#### [PROBLEM TO WORK ON]
Reproduce all the entries exactly and keep the pictures out.

Part of a data file
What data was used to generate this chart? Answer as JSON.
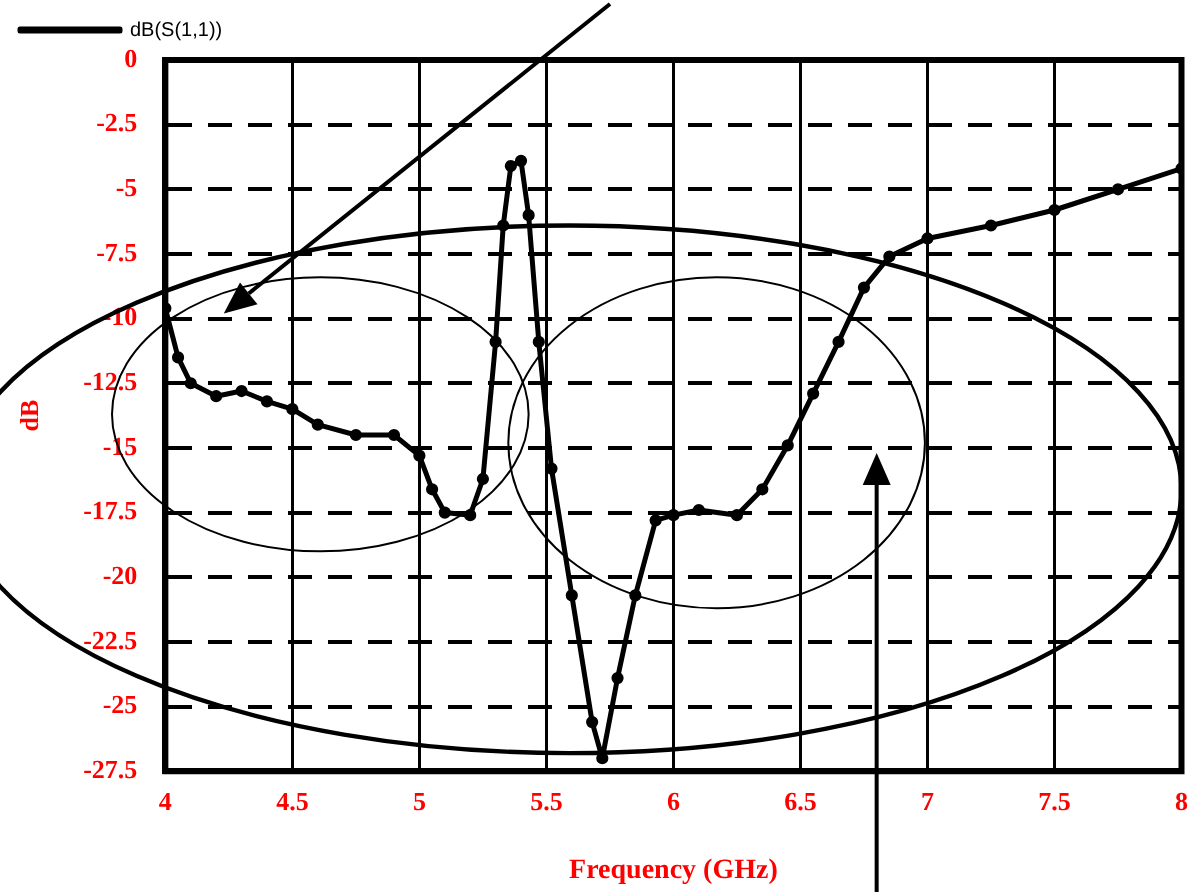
{
  "chart_data": {
    "type": "line",
    "xlabel": "Frequency (GHz)",
    "ylabel": "dB",
    "xlim": [
      4,
      8
    ],
    "xticks": [
      4,
      4.5,
      5,
      5.5,
      6,
      6.5,
      7,
      7.5,
      8
    ],
    "ylim": [
      -27.5,
      0
    ],
    "yticks": [
      0,
      -2.5,
      -5,
      -7.5,
      -10,
      -12.5,
      -15,
      -17.5,
      -20,
      -22.5,
      -25,
      -27.5
    ],
    "grid": true,
    "legend": "top left",
    "marker": "circle",
    "line_style": "solid",
    "series": [
      {
        "name": "dB(S(1,1))",
        "color": "#000000",
        "x": [
          4,
          4.05,
          4.1,
          4.2,
          4.3,
          4.4,
          4.5,
          4.6,
          4.75,
          4.9,
          5,
          5.05,
          5.1,
          5.2,
          5.25,
          5.3,
          5.33,
          5.36,
          5.4,
          5.43,
          5.47,
          5.52,
          5.6,
          5.68,
          5.72,
          5.78,
          5.85,
          5.93,
          6,
          6.1,
          6.25,
          6.35,
          6.45,
          6.55,
          6.65,
          6.75,
          6.85,
          7,
          7.25,
          7.5,
          7.75,
          8
        ],
        "values": [
          -9.6,
          -11.5,
          -12.5,
          -13,
          -12.8,
          -13.2,
          -13.5,
          -14.1,
          -14.5,
          -14.5,
          -15.3,
          -16.6,
          -17.5,
          -17.6,
          -16.2,
          -10.9,
          -6.4,
          -4.1,
          -3.9,
          -6,
          -10.9,
          -15.8,
          -20.7,
          -25.6,
          -27,
          -23.9,
          -20.7,
          -17.8,
          -17.6,
          -17.4,
          -17.6,
          -16.6,
          -14.9,
          -12.9,
          -10.9,
          -8.8,
          -7.6,
          -6.9,
          -6.4,
          -5.8,
          -5,
          -4.2
        ]
      }
    ]
  }
}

#### [SOLUTION TO THIS EXERCISE]
What data was used to generate this chart? Answer as JSON.
{
  "chart_data": {
    "type": "line",
    "xlabel": "Frequency (GHz)",
    "ylabel": "dB",
    "xlim": [
      4,
      8
    ],
    "xticks": [
      4,
      4.5,
      5,
      5.5,
      6,
      6.5,
      7,
      7.5,
      8
    ],
    "ylim": [
      -27.5,
      0
    ],
    "yticks": [
      0,
      -2.5,
      -5,
      -7.5,
      -10,
      -12.5,
      -15,
      -17.5,
      -20,
      -22.5,
      -25,
      -27.5
    ],
    "grid": true,
    "legend": "top left",
    "marker": "circle",
    "line_style": "solid",
    "series": [
      {
        "name": "dB(S(1,1))",
        "color": "#000000",
        "x": [
          4,
          4.05,
          4.1,
          4.2,
          4.3,
          4.4,
          4.5,
          4.6,
          4.75,
          4.9,
          5,
          5.05,
          5.1,
          5.2,
          5.25,
          5.3,
          5.33,
          5.36,
          5.4,
          5.43,
          5.47,
          5.52,
          5.6,
          5.68,
          5.72,
          5.78,
          5.85,
          5.93,
          6,
          6.1,
          6.25,
          6.35,
          6.45,
          6.55,
          6.65,
          6.75,
          6.85,
          7,
          7.25,
          7.5,
          7.75,
          8
        ],
        "values": [
          -9.6,
          -11.5,
          -12.5,
          -13,
          -12.8,
          -13.2,
          -13.5,
          -14.1,
          -14.5,
          -14.5,
          -15.3,
          -16.6,
          -17.5,
          -17.6,
          -16.2,
          -10.9,
          -6.4,
          -4.1,
          -3.9,
          -6,
          -10.9,
          -15.8,
          -20.7,
          -25.6,
          -27,
          -23.9,
          -20.7,
          -17.8,
          -17.6,
          -17.4,
          -17.6,
          -16.6,
          -14.9,
          -12.9,
          -10.9,
          -8.8,
          -7.6,
          -6.9,
          -6.4,
          -5.8,
          -5,
          -4.2
        ]
      }
    ]
  }
}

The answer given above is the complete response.